* Start SUPPLIED ENTRIES *

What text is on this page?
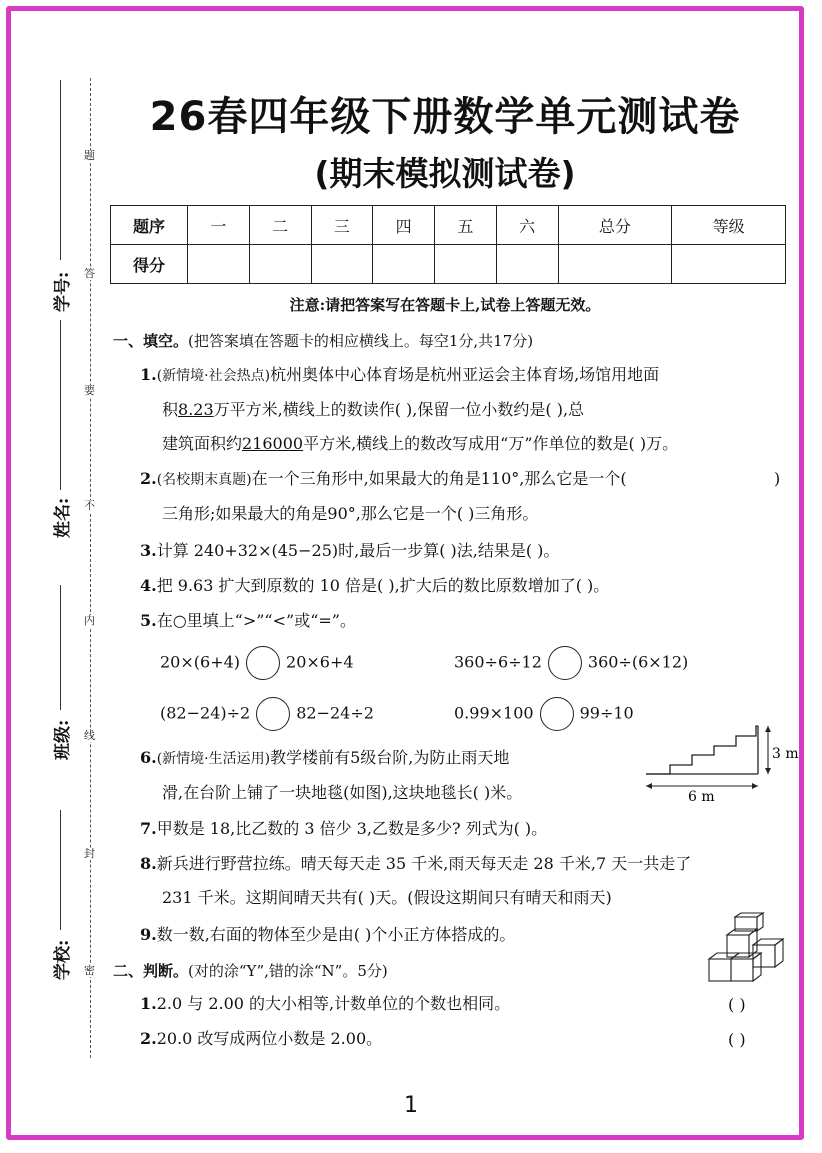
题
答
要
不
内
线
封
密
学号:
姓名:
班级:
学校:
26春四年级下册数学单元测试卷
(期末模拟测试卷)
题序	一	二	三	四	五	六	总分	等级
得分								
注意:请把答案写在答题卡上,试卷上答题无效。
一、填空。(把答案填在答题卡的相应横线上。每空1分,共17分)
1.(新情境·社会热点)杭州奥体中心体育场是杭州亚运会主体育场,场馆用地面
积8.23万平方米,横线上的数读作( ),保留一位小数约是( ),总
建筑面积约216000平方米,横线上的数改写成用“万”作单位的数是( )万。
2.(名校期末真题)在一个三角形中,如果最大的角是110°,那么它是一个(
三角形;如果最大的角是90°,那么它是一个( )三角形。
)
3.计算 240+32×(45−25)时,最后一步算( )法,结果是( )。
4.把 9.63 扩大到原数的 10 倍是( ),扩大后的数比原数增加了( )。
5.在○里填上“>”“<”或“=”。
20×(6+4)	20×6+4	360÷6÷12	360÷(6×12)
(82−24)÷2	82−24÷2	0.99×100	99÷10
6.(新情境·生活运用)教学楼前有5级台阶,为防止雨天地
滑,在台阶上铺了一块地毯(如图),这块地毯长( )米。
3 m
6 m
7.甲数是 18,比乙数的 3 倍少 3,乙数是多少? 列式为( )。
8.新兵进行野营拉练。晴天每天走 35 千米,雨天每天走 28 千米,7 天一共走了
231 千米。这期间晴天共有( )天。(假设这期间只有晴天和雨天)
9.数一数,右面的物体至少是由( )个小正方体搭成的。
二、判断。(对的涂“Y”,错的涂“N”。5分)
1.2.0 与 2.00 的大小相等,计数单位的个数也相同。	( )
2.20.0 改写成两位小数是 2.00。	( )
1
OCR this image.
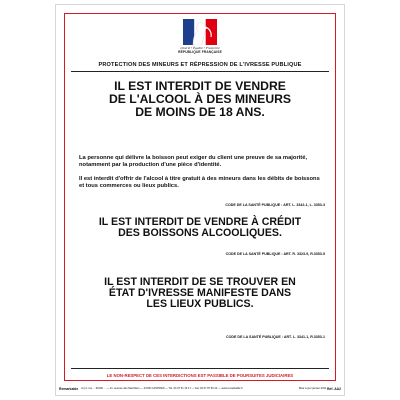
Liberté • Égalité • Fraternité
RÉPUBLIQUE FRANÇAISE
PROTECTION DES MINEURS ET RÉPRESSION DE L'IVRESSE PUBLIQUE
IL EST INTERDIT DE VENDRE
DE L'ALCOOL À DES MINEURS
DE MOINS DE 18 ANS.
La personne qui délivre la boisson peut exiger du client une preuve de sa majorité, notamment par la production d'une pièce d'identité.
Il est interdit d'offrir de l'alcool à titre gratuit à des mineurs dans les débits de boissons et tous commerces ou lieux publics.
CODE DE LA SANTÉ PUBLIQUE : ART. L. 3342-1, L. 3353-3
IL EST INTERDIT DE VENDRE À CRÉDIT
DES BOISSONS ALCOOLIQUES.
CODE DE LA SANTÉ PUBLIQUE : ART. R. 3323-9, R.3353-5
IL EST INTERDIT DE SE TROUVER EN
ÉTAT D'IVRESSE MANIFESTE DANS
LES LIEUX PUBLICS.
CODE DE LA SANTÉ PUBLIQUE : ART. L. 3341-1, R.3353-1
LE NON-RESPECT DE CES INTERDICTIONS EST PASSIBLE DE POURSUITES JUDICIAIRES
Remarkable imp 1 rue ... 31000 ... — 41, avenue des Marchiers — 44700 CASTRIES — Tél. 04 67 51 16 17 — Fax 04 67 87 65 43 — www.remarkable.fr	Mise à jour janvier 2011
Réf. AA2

* End SUPPLIED ENTRIES *

# EXERCISE DIRECTIONS:
Make a copy of each line that contains the string "IVRESSE".

# SOLUTION TO THIS PROBLEM:
PROTECTION DES MINEURS ET RÉPRESSION DE L'IVRESSE PUBLIQUE
ÉTAT D'IVRESSE MANIFESTE DANS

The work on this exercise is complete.